## Bereitgestellter Text
◇ ◇ ◇ ◇

Gewinn je Aktie (EPS) erklärt: Warum die Kennzahl täuschen kann
Der Gewinn je Aktie (englisch Earnings per Share, EPS) gibt an, wie viel Gewinn auf eine einzelne Aktie entfällt. Er berechnet sich als Jahresüberschuss geteilt durch die Anzahl der Aktien. Das EPS ist eine der meistbeachteten Kennzahlen, weil es die Basis für das KGV ist und das EPS-Wachstum langfristig eng mit der Kursentwicklung zusammenhängt. Doch es lässt sich beeinflussen, weshalb man genau hinschauen muss.
Dieser Artikel erklärt das EPS und seine Fallstricke.
Wie das EPS berechnet wird
Im einfachsten Fall ist das EPS der Jahresüberschuss geteilt durch die Anzahl ausstehender Aktien. Wichtig ist die Unterscheidung zwischen dem einfachen und dem verwässerten EPS: Das verwässerte EPS berücksichtigt zusätzlich Aktien, die noch entstehen könnten (etwa durch Mitarbeiteroptionen oder Wandelanleihen). Es ist konservativer und aussagekräftiger, deshalb sollte man auf das verwässerte EPS achten.
Warum das EPS täuschen kann
Das EPS lässt sich schönen. Kauft ein Unternehmen eigene Aktien zurück, sinkt die Aktienzahl im Nenner, und das EPS steigt, auch ohne dass der Gewinn wächst. Zudem berichten Firmen oft ein „bereinigtes" (adjusted) EPS, das Sonderkosten ausklammert, das kann fair sein, aber auch schlechte Nachrichten verstecken. Man vergleicht daher das berichtete mit dem bereinigten EPS und achtet auf die Entwicklung der Aktienzahl.
EPS richtig einordnen
Das EPS liest man nie isoliert. Aussagekräftig ist das EPS-Wachstum über mehrere Jahre, idealerweise getragen von echtem Gewinnwachstum, nicht nur von Aktienrückkäufen. In Verbindung mit dem Kurs ergibt sich das KGV, und im Vergleich mit dem freien Cashflow zeigt sich, ob der bilanzielle Gewinn auch durch echte Zahlungsmittel gedeckt ist.
Auf VAIQ sind Gewinn je Aktie und seine Entwicklung mit Historie aufbereitet, neben Free Cashflow und Bewertungs-Multiples, sodass sich das EPS im Kontext einordnen lässt. Die Inhalte sind Analysen und keine Anlageberatung.

◇ ◇ ◇ ◇

## Bereitgestellte Einträge

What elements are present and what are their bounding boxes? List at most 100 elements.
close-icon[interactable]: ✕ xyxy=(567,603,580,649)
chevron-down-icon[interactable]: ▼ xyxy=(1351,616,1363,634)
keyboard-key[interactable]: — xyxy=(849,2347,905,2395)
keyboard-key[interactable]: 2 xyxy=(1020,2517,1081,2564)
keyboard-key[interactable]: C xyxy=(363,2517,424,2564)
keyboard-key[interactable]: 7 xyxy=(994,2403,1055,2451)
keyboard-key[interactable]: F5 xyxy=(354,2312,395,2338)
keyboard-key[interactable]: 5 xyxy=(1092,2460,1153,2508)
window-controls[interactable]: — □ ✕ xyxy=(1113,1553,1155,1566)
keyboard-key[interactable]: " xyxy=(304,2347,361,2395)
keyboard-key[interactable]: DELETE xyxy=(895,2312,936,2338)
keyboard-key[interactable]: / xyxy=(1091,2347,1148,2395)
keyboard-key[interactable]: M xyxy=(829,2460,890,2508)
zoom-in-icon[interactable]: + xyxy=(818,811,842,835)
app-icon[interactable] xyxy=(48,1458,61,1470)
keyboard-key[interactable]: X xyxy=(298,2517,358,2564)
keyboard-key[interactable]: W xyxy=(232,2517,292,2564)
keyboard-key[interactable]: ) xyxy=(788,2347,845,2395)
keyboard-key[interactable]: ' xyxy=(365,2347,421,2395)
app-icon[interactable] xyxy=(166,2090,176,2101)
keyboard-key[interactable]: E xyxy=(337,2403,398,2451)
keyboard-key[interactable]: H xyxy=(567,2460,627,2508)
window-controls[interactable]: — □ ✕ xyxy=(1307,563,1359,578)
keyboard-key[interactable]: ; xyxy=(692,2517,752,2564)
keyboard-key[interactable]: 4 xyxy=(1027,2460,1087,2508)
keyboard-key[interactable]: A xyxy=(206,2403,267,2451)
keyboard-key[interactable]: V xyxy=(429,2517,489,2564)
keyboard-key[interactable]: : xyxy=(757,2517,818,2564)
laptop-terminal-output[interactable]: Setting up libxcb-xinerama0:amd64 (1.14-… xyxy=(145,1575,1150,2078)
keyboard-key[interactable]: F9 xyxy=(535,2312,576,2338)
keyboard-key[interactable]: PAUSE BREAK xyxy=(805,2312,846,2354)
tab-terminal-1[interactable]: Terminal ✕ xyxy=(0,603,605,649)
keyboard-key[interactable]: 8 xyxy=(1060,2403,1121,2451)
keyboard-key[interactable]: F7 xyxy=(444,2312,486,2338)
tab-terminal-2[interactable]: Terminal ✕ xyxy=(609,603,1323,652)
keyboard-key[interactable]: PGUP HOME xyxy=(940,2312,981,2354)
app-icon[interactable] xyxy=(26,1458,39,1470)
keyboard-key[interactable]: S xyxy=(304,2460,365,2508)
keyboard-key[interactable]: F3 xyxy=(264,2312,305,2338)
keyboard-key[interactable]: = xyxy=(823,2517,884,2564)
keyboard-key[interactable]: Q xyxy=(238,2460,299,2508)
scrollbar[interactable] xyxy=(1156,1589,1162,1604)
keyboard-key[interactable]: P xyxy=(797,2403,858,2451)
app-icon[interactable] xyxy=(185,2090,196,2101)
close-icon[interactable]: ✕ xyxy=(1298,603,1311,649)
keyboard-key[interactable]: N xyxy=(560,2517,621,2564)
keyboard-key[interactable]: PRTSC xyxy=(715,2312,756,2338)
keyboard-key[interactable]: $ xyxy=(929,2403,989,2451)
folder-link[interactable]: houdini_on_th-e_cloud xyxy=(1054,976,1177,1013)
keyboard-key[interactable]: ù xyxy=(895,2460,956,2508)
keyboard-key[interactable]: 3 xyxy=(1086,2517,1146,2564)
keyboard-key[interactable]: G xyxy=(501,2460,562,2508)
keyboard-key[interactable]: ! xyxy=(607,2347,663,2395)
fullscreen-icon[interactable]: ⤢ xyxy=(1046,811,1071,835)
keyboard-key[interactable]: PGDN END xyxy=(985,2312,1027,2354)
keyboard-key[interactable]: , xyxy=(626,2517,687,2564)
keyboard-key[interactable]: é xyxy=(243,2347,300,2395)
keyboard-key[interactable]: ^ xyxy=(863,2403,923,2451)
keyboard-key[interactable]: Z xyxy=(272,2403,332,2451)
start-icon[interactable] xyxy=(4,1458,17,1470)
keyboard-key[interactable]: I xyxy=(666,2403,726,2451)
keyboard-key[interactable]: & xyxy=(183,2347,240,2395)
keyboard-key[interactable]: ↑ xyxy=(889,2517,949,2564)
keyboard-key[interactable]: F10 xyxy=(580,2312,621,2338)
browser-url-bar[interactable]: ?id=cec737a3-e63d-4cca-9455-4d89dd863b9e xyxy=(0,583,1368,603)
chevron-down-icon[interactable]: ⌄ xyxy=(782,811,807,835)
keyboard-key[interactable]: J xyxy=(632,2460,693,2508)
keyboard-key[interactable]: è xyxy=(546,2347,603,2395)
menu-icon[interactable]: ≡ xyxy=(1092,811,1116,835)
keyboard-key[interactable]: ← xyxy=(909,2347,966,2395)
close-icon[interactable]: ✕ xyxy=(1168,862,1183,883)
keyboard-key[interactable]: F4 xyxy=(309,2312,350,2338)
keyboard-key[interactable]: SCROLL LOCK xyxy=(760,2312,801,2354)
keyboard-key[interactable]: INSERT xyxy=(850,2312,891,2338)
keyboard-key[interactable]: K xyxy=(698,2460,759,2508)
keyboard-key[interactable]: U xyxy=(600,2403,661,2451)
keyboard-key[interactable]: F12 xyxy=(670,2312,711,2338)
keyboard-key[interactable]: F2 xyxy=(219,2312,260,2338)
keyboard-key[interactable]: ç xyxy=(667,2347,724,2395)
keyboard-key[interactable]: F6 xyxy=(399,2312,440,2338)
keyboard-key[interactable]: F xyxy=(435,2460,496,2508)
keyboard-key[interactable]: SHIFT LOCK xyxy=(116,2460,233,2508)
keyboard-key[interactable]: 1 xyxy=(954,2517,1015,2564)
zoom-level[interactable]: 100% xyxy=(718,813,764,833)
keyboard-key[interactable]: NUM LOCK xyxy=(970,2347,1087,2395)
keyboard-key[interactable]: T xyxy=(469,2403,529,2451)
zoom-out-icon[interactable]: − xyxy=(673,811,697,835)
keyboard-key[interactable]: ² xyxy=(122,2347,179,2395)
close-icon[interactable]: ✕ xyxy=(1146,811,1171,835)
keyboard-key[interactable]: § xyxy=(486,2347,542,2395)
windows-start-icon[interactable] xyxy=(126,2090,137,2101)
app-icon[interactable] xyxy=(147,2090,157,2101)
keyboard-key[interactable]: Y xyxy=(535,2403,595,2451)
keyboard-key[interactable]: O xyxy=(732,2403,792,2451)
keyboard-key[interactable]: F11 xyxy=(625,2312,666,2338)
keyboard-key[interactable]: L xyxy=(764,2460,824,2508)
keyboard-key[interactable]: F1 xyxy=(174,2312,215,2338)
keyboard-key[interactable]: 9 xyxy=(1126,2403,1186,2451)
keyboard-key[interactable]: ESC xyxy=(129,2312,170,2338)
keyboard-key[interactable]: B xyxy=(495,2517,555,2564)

◇ ◇ ◇ ◇

## Informationen nutzen
1. Stimmen die folgenden Aussagen mit dem Text zum Gewinn je Aktie überein? Antworte zu jeder Aussage mit Ja oder Nein und zitiere die entscheidenden Worte des Textes wörtlich.
(a) Das verwässerte EPS bezieht auch Aktien ein, die durch Mitarbeiteroptionen entstehen könnten.
(b) Aktienrückkäufe senken das EPS.
(c) Das EPS kann man für sich allein betrachten.
2. Beantworte bitte anhand des Textes zum Gewinn je Aktie die folgenden Fragen:
(a) Wie heißt der Gewinn je Aktie auf Englisch?
(b) Was klammert das bereinigte EPS aus?
(c) Mit welcher Größe vergleicht man das EPS, um zu sehen, ob der bilanzielle Gewinn durch echte Zahlungsmittel gedeckt ist?
3. Schreibe den Text zum Gewinn je Aktie im Anschluss an seinen letzten Satz weiter.

## Schriftliche Antworten
1.
(a) Ja: „Das verwässerte EPS berücksichtigt zusätzlich Aktien, die noch entstehen könnten (etwa durch Mitarbeiteroptionen oder Wandelanleihen).“
(b) Nein: „Kauft ein Unternehmen eigene Aktien zurück, sinkt die Aktienzahl im Nenner, und das EPS steigt, auch ohne dass der Gewinn wächst.“
(c) Nein: „Das EPS liest man nie isoliert.“

2.
(a) Earnings per Share
(b) Sonderkosten
(c) Mit dem freien Cashflow

3.
Häufige Fragen
Wie berechnet man den Gewinn je Aktie (EPS)?
Im einfachsten Fall ist das EPS der Jahresüberschuss geteilt durch die Anzahl der Aktien. Aussagekräftiger ist das verwässerte EPS, das auch Aktien berücksichtigt, die noch entstehen könnten (etwa durch Optionen oder Wandelanleihen).
Warum kann das EPS täuschen?
Weil es sich beeinflussen lässt: Aktienrückkäufe senken die Aktienzahl und heben das EPS, auch ohne Gewinnwachstum. Zudem klammert ein bereinigtes EPS Sonderkosten aus, was schlechte Nachrichten verstecken kann. Man achtet daher auf die Aktienzahl und vergleicht berichtetes mit bereinigtem EPS.
Was ist der Unterschied zwischen EPS und bereinigtem EPS?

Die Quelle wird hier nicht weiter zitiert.